Exercise aim: Which lines include the word "Failure"? Copy each of them.
___
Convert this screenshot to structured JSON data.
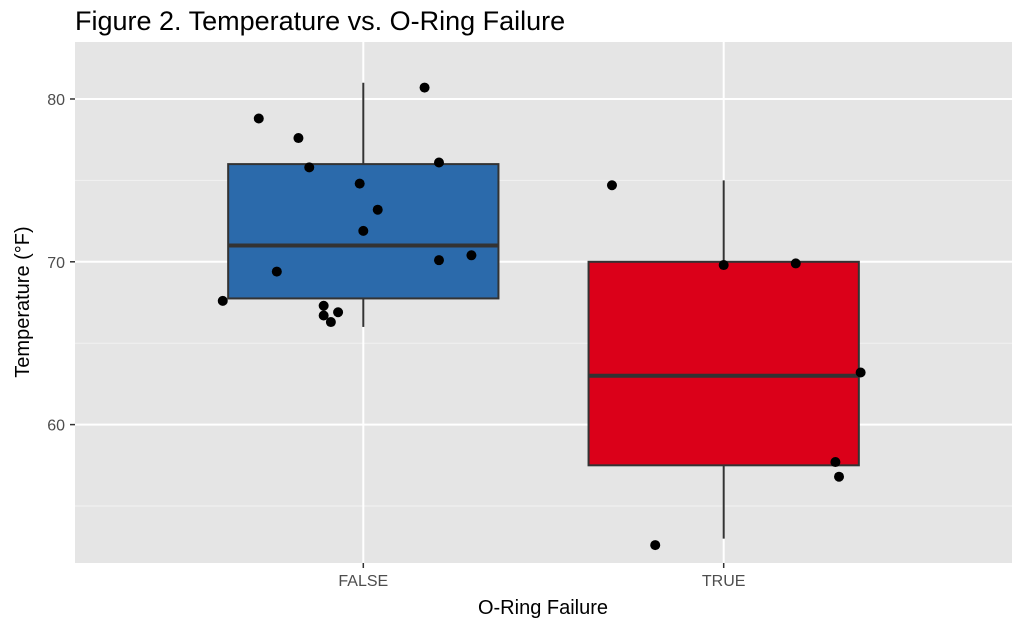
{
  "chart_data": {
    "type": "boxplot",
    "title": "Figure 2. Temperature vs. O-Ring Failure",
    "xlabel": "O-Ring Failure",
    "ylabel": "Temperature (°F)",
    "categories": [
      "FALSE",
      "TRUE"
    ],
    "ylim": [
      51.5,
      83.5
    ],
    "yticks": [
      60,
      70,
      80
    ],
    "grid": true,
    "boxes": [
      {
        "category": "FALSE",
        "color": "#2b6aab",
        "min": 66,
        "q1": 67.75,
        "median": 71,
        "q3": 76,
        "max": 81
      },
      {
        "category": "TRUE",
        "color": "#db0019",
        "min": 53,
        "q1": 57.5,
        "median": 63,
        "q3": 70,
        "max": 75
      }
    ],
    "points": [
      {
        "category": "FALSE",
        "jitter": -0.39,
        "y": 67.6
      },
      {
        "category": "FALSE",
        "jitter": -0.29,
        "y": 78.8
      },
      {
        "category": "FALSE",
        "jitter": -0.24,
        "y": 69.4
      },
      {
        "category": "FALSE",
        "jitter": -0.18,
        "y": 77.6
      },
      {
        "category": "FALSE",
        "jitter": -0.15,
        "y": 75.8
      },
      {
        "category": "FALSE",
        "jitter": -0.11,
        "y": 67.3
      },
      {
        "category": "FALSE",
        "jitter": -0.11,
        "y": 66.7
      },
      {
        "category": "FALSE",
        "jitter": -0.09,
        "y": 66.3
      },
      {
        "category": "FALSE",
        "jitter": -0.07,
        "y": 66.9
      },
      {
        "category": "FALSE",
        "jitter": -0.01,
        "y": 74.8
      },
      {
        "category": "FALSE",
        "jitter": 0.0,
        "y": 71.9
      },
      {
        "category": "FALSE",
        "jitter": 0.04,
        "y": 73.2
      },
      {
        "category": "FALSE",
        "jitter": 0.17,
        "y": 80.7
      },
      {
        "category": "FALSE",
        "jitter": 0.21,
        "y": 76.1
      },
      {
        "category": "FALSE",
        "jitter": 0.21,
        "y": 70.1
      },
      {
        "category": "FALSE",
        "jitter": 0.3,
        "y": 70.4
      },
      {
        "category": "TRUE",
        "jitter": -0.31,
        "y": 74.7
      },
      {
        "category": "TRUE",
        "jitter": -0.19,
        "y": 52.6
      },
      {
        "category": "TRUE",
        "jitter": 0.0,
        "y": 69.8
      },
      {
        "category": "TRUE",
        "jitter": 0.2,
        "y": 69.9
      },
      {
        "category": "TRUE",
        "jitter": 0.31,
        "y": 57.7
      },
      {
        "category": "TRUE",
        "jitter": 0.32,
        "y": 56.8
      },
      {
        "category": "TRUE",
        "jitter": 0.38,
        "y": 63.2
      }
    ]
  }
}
___
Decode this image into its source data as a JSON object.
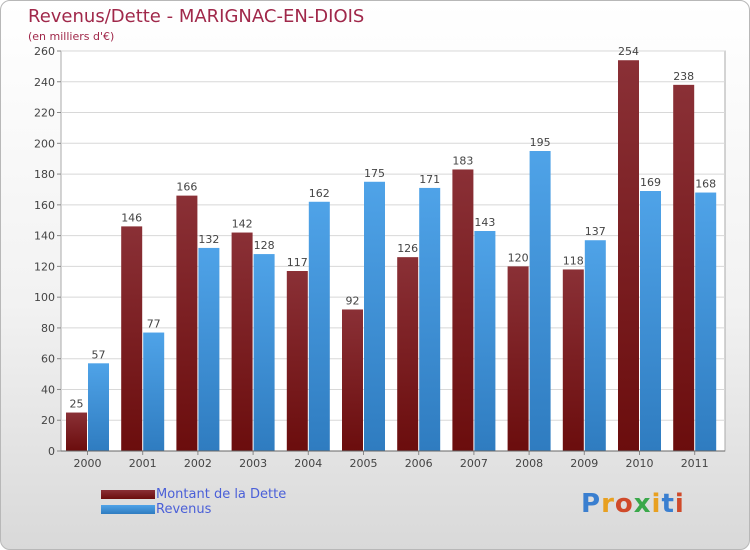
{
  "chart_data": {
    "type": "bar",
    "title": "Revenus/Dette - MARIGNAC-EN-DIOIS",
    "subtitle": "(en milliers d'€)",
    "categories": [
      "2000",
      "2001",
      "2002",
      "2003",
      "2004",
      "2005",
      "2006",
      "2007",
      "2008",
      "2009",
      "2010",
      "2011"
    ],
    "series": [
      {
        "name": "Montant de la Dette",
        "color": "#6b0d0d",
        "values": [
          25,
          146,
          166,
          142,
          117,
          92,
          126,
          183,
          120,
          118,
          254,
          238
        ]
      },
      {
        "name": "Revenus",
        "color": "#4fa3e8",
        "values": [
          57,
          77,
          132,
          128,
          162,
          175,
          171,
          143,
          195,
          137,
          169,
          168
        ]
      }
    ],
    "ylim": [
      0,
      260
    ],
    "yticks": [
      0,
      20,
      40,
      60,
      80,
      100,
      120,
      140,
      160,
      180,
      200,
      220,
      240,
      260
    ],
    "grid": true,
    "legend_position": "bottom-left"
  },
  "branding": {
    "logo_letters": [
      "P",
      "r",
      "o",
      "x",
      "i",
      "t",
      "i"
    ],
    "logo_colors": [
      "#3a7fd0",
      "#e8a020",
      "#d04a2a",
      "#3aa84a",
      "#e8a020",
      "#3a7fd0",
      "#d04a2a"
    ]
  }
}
___
Complete answer:
    "title": "Figure 2. Temperature vs. O-Ring Failure",
    "xlabel": "O-Ring Failure",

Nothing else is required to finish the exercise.